__GIVEN INSTRUCTION__.
Beneath this task is a listing. State how many of its lines include the string "réalité", giving nothing but the number.

__STORED RECORDS__.

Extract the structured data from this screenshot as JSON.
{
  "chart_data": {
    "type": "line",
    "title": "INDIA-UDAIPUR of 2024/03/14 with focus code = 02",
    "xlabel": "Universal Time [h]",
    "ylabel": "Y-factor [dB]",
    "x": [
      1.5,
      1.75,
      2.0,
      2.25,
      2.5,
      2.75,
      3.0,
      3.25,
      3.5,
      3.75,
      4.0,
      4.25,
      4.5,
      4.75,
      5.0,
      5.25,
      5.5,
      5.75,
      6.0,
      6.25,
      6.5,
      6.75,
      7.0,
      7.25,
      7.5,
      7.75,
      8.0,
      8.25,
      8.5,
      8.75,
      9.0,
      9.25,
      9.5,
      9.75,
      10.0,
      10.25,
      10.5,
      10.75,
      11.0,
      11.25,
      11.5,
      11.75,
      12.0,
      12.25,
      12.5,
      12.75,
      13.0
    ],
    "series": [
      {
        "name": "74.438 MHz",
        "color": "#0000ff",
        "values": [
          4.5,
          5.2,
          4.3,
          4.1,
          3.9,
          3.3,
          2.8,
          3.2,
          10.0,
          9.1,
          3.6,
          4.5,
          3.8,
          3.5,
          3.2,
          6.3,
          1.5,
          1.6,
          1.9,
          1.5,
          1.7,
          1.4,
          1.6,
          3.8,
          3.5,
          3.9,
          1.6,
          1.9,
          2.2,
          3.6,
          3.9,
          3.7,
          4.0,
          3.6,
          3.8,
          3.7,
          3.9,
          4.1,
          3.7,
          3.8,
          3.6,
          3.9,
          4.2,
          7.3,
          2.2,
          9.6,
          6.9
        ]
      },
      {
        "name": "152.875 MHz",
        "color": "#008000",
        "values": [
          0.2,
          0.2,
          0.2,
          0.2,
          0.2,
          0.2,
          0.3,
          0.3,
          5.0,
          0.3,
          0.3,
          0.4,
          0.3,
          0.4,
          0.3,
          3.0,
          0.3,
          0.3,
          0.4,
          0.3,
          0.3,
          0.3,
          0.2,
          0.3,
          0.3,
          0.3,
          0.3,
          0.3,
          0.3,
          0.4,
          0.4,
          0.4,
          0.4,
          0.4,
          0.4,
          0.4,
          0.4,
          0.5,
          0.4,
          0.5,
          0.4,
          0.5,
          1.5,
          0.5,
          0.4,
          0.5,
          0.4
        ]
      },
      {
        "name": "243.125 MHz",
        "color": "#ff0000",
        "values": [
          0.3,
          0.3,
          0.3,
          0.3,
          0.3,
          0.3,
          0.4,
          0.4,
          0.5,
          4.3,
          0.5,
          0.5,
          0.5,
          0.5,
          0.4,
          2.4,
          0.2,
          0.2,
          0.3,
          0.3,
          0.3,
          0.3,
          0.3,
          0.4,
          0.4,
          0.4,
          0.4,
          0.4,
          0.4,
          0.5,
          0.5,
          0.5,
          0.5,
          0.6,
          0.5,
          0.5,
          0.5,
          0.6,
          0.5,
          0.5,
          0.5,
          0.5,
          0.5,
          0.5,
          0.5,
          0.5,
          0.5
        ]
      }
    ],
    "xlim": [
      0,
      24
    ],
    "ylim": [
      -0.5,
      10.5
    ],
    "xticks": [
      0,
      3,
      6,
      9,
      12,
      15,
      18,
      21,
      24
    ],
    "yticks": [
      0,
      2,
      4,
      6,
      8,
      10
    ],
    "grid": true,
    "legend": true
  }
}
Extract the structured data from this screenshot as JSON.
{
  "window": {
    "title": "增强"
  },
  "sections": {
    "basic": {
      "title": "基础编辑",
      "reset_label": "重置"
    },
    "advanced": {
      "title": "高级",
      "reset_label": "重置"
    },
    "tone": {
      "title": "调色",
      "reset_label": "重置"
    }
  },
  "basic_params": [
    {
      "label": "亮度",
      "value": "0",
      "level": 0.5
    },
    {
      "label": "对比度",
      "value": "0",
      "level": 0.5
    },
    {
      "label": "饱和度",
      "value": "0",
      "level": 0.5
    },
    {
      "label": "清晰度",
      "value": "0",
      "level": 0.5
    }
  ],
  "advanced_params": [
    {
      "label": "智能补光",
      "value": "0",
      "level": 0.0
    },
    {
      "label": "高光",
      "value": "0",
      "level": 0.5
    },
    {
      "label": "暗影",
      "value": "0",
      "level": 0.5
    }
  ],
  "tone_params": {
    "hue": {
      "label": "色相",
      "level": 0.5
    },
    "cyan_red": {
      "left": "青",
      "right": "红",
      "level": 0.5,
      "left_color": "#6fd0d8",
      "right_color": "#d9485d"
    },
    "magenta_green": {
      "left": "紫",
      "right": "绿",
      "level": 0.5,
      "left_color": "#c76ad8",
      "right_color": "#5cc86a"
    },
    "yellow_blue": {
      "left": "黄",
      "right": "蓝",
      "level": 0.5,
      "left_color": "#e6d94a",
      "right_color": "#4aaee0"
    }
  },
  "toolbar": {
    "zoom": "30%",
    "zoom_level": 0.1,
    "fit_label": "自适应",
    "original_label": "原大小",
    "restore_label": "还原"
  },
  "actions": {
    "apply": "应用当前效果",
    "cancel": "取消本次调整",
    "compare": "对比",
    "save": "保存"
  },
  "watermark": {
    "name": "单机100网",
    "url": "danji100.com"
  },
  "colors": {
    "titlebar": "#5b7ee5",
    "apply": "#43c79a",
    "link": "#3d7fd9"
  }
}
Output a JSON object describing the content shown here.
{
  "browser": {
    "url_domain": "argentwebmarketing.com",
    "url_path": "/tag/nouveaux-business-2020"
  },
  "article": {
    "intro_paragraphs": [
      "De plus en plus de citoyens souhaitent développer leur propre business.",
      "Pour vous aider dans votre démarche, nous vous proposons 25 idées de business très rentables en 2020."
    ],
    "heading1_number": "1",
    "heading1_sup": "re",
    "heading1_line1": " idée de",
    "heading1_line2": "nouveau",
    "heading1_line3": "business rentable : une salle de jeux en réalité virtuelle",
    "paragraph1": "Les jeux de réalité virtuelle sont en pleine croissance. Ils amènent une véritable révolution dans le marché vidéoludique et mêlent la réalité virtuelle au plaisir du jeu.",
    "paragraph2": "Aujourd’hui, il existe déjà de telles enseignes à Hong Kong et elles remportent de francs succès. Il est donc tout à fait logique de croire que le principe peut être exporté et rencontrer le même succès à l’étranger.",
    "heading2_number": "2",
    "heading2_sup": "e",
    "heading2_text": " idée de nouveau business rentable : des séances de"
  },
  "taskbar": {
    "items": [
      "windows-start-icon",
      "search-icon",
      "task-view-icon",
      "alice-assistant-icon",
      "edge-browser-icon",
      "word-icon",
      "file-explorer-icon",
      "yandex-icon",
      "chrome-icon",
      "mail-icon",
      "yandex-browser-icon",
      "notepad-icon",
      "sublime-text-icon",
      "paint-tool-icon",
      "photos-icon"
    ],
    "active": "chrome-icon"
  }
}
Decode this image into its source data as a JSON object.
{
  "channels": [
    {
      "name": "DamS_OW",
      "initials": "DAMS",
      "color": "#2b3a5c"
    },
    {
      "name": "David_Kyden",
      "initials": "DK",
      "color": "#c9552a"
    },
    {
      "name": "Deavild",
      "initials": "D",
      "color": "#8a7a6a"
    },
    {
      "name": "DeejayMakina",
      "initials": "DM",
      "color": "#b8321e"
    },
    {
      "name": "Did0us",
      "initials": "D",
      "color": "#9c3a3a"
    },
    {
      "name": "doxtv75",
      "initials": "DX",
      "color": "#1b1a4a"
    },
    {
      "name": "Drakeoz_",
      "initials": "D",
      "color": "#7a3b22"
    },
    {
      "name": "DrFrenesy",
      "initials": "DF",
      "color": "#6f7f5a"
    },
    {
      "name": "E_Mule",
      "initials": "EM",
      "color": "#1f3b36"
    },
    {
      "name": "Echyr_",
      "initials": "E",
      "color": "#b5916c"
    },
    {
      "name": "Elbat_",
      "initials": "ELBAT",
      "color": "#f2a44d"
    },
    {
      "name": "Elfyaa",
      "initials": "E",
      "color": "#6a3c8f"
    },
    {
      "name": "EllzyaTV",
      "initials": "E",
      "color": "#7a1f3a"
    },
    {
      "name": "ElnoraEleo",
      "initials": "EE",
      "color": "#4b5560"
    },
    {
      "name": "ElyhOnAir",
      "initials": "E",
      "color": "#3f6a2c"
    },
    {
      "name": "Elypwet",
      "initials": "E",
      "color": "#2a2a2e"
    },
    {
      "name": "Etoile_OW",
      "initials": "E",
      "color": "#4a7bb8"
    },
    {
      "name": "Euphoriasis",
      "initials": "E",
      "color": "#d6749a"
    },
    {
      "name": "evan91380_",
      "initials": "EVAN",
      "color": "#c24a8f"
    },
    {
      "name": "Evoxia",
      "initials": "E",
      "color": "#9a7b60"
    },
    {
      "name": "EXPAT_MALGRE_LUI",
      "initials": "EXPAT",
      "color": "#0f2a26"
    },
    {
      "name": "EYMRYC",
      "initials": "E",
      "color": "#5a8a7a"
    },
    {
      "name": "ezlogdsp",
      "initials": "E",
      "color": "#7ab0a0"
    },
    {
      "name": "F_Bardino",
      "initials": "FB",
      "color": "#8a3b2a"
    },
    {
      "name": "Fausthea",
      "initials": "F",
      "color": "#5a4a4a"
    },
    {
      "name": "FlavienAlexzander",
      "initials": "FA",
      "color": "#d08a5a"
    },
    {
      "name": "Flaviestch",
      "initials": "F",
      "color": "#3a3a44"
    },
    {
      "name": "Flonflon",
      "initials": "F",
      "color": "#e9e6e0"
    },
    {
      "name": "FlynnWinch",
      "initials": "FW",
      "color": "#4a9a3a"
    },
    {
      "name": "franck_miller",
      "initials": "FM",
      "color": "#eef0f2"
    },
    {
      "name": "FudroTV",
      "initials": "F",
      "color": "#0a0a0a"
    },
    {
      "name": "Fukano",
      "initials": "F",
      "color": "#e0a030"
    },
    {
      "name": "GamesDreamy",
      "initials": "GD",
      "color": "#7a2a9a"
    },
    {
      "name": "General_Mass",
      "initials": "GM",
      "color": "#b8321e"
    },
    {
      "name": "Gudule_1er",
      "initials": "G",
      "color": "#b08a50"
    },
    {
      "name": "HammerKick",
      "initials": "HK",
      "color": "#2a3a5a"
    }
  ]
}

__RESULT OF THIS TASK__.
2